* Exercise details: Below are some records. Say in a single number how many of their lines include the word "Absorbance".
/---
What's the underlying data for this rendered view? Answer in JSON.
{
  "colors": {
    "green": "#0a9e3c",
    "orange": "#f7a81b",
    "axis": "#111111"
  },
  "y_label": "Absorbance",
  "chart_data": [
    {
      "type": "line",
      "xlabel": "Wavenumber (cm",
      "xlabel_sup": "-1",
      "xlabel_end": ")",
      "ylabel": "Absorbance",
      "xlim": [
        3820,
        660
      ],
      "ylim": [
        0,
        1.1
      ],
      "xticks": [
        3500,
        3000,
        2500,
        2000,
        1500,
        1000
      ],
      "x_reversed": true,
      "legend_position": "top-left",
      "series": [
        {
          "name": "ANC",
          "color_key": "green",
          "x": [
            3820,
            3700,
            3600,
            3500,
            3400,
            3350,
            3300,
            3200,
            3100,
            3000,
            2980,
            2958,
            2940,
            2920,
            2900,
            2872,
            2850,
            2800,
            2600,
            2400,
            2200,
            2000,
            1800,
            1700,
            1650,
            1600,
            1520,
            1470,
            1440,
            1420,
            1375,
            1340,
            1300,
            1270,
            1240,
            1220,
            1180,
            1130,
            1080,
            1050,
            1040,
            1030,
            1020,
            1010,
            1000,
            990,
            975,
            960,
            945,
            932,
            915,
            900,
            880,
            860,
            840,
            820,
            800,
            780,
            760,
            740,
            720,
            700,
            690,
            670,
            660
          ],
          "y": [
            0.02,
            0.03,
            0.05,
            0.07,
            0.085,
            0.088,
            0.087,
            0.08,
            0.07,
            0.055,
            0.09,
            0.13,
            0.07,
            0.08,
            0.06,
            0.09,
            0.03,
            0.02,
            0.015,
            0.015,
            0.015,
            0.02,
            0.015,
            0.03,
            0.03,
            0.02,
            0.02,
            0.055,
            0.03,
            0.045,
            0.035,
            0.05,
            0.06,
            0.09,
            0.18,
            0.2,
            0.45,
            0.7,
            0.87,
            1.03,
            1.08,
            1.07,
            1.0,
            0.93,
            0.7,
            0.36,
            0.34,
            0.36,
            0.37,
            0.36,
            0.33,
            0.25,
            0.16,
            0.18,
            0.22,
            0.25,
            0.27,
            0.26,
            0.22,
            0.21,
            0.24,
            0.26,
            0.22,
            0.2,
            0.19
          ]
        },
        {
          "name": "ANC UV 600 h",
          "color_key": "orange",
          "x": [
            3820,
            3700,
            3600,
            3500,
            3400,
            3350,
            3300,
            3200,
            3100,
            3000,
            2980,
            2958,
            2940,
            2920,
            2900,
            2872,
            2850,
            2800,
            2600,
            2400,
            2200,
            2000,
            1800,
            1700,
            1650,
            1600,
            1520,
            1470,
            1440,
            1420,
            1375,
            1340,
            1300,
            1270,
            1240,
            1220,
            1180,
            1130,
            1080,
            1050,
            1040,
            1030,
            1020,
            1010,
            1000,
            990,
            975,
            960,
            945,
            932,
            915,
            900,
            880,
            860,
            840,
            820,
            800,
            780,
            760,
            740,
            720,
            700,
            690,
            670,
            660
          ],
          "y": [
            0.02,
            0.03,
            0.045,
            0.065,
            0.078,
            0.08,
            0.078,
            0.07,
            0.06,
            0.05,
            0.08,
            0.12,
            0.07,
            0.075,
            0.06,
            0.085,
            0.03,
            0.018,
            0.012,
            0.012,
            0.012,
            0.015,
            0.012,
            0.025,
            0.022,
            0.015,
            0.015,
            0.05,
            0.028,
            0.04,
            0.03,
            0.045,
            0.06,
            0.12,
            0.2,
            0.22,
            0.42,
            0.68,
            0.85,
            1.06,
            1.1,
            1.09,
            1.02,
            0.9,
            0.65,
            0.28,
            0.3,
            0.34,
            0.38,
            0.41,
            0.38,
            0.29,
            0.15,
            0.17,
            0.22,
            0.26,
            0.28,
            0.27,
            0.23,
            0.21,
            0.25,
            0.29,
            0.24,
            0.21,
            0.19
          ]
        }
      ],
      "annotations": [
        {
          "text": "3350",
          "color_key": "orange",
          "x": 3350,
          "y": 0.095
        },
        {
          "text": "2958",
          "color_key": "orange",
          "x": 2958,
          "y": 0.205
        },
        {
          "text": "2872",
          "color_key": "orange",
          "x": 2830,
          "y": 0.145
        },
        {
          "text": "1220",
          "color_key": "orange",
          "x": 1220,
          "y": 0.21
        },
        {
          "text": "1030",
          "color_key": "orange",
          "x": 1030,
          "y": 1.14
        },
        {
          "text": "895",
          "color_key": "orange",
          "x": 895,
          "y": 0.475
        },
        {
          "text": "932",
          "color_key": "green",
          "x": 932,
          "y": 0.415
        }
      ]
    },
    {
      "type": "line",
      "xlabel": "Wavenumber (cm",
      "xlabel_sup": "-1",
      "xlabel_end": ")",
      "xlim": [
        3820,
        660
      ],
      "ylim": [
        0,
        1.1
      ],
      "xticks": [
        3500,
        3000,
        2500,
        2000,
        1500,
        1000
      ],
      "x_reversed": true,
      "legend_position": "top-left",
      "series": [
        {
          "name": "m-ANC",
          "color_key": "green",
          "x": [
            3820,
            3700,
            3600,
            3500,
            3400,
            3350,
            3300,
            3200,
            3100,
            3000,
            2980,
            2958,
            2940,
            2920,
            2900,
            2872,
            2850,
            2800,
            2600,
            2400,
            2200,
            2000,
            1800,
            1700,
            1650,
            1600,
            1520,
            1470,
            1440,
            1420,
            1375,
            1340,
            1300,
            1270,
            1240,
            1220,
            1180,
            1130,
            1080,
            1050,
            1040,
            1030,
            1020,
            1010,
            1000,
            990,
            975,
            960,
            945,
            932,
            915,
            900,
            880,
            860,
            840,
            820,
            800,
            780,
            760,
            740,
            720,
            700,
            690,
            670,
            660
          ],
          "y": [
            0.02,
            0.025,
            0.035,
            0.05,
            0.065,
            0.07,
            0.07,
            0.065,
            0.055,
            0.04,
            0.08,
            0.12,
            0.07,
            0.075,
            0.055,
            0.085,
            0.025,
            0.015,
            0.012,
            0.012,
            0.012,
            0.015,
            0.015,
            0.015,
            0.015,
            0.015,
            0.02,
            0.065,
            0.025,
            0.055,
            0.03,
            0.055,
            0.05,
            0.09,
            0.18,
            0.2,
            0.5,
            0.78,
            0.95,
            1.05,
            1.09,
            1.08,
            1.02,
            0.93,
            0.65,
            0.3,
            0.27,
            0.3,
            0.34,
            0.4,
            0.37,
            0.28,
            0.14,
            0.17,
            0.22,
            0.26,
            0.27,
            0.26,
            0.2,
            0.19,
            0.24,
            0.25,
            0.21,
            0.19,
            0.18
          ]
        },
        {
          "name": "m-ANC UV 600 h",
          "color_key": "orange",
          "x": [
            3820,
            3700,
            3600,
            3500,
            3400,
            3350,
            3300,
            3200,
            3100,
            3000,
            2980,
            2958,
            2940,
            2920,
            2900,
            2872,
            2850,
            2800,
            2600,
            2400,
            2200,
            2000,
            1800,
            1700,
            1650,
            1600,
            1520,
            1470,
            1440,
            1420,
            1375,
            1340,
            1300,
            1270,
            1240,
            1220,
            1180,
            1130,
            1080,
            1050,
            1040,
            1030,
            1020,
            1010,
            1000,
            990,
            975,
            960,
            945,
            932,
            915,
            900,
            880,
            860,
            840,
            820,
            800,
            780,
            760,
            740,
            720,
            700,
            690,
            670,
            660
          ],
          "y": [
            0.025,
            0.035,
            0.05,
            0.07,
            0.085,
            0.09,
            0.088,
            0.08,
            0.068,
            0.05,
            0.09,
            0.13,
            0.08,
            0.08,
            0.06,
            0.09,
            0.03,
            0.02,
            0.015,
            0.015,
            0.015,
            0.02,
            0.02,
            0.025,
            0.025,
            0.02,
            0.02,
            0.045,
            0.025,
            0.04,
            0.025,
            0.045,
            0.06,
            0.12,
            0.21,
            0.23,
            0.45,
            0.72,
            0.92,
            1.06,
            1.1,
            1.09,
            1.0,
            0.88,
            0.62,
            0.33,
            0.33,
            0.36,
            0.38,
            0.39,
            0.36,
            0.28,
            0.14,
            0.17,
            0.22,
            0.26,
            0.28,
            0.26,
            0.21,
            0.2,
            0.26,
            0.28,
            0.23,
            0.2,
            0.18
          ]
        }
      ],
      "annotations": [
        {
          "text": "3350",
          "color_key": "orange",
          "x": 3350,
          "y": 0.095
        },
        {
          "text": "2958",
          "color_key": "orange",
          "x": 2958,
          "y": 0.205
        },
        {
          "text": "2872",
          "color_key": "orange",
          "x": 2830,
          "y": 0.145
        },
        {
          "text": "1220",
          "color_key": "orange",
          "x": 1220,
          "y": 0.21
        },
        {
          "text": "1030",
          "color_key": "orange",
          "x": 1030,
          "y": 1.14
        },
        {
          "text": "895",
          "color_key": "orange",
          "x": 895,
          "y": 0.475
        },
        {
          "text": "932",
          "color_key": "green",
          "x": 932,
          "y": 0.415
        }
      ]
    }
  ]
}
\---
* The completed task: 2